▶ _Your goal_
Take the lines from the one with "Read this page and output its text content." through the end of the material below and repeat them exactly, dropping every picture.

(Extracted data entries)

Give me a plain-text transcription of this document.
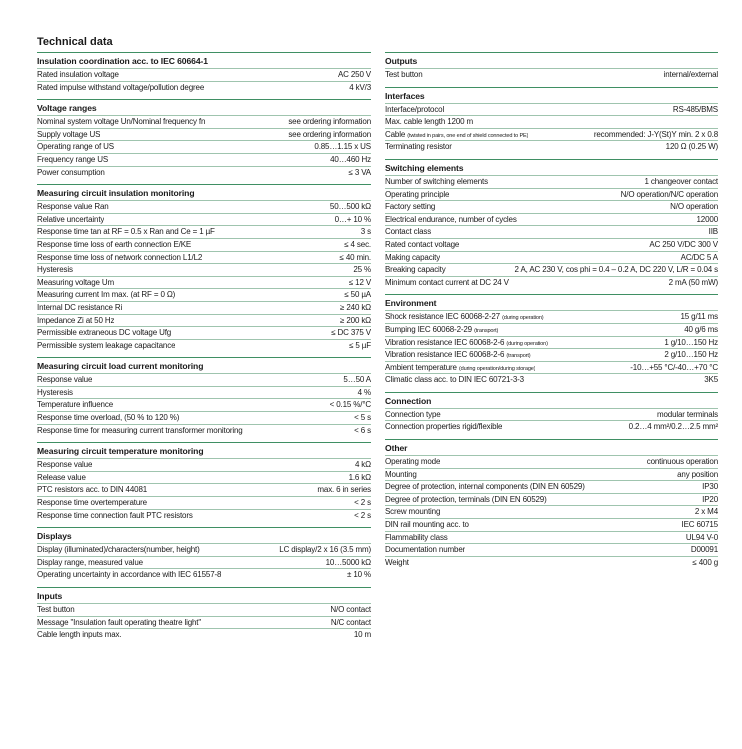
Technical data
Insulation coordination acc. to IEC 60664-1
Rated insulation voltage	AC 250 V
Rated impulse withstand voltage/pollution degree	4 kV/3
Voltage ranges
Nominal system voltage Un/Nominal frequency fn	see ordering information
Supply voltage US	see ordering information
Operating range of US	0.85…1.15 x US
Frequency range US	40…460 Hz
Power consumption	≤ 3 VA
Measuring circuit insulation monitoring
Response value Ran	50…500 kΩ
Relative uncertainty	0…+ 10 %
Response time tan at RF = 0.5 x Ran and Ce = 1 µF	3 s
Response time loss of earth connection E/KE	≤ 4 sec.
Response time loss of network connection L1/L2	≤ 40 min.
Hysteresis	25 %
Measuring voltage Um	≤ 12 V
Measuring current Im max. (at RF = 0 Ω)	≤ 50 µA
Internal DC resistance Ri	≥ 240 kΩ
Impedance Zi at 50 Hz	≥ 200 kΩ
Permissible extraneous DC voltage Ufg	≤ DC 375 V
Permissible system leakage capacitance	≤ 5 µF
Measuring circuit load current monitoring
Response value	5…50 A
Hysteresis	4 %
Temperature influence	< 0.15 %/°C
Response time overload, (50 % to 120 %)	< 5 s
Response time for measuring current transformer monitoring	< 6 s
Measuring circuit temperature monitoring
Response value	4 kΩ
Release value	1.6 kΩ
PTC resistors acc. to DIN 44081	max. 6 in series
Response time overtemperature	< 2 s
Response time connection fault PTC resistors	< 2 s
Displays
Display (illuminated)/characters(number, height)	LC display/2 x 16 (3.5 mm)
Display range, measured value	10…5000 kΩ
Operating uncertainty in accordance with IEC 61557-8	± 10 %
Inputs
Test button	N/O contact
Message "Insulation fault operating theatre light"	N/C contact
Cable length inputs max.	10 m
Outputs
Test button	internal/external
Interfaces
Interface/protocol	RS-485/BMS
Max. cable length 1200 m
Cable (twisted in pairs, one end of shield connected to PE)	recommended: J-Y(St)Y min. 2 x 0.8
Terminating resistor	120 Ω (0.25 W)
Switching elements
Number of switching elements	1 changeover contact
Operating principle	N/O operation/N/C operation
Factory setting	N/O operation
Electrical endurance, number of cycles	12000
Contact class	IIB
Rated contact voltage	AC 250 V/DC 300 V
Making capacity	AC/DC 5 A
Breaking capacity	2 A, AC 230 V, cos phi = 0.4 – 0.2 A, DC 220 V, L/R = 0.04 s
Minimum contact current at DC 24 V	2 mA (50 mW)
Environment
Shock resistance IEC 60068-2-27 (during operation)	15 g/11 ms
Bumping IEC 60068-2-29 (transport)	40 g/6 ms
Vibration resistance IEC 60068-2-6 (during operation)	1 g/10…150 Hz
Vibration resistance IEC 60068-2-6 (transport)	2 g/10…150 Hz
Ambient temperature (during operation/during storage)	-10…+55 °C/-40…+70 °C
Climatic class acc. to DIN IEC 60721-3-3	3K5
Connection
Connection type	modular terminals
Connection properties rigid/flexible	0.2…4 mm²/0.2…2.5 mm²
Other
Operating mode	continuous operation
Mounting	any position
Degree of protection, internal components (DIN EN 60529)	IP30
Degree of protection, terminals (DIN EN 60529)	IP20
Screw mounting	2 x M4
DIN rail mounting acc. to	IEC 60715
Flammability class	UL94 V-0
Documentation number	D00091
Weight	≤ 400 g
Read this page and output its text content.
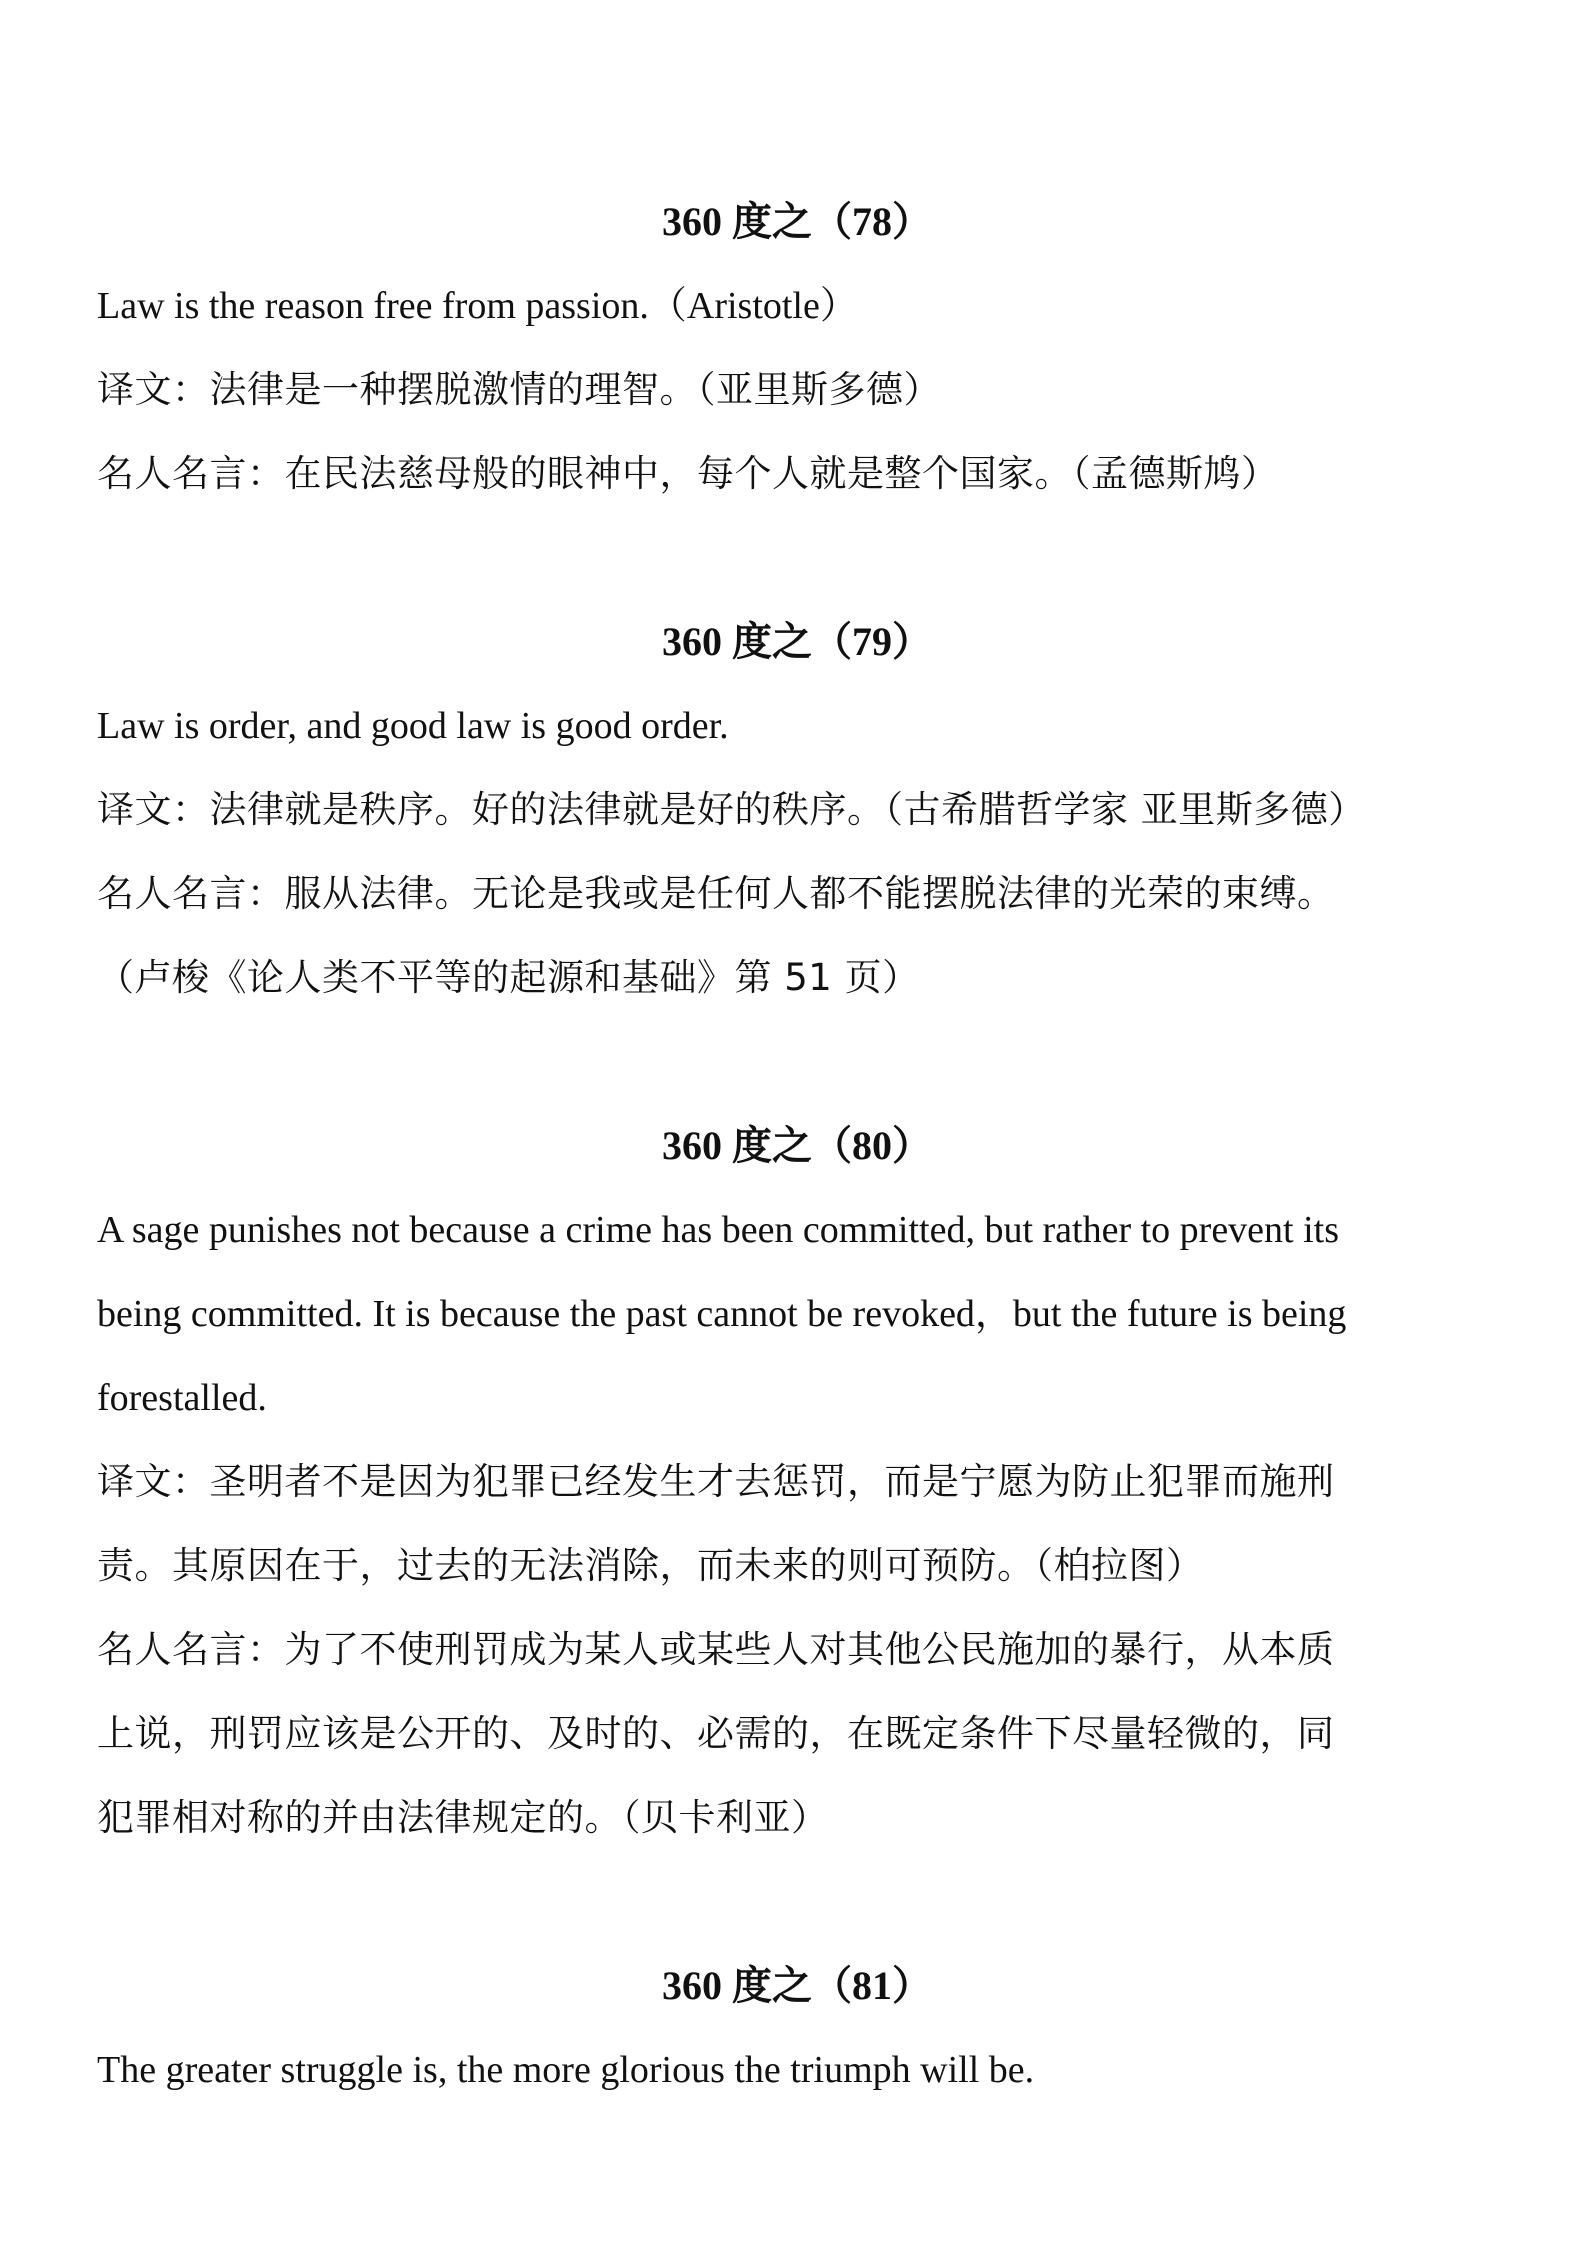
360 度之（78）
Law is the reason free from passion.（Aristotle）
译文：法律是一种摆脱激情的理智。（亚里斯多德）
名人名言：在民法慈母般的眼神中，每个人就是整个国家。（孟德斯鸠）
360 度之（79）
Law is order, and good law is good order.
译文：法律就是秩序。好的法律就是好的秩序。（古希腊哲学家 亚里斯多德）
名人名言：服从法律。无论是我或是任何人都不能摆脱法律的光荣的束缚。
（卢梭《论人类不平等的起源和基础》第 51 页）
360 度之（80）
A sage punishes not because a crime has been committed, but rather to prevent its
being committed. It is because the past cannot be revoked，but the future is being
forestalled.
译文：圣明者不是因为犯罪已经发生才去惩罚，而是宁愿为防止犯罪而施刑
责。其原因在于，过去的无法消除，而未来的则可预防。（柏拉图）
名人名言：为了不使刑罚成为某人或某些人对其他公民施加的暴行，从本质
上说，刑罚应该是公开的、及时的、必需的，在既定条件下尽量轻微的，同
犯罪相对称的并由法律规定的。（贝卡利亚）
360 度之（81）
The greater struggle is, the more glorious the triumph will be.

▶ _Solution for this exercise_
Read this page and output its text content.
360 度之（78）
Law is the reason free from passion.（Aristotle）
译文：法律是一种摆脱激情的理智。（亚里斯多德）
名人名言：在民法慈母般的眼神中，每个人就是整个国家。（孟德斯鸠）
360 度之（79）
Law is order, and good law is good order.
译文：法律就是秩序。好的法律就是好的秩序。（古希腊哲学家 亚里斯多德）
名人名言：服从法律。无论是我或是任何人都不能摆脱法律的光荣的束缚。
（卢梭《论人类不平等的起源和基础》第 51 页）
360 度之（80）
A sage punishes not because a crime has been committed, but rather to prevent its
being committed. It is because the past cannot be revoked，but the future is being
forestalled.
译文：圣明者不是因为犯罪已经发生才去惩罚，而是宁愿为防止犯罪而施刑
责。其原因在于，过去的无法消除，而未来的则可预防。（柏拉图）
名人名言：为了不使刑罚成为某人或某些人对其他公民施加的暴行，从本质
上说，刑罚应该是公开的、及时的、必需的，在既定条件下尽量轻微的，同
犯罪相对称的并由法律规定的。（贝卡利亚）
360 度之（81）
The greater struggle is, the more glorious the triumph will be.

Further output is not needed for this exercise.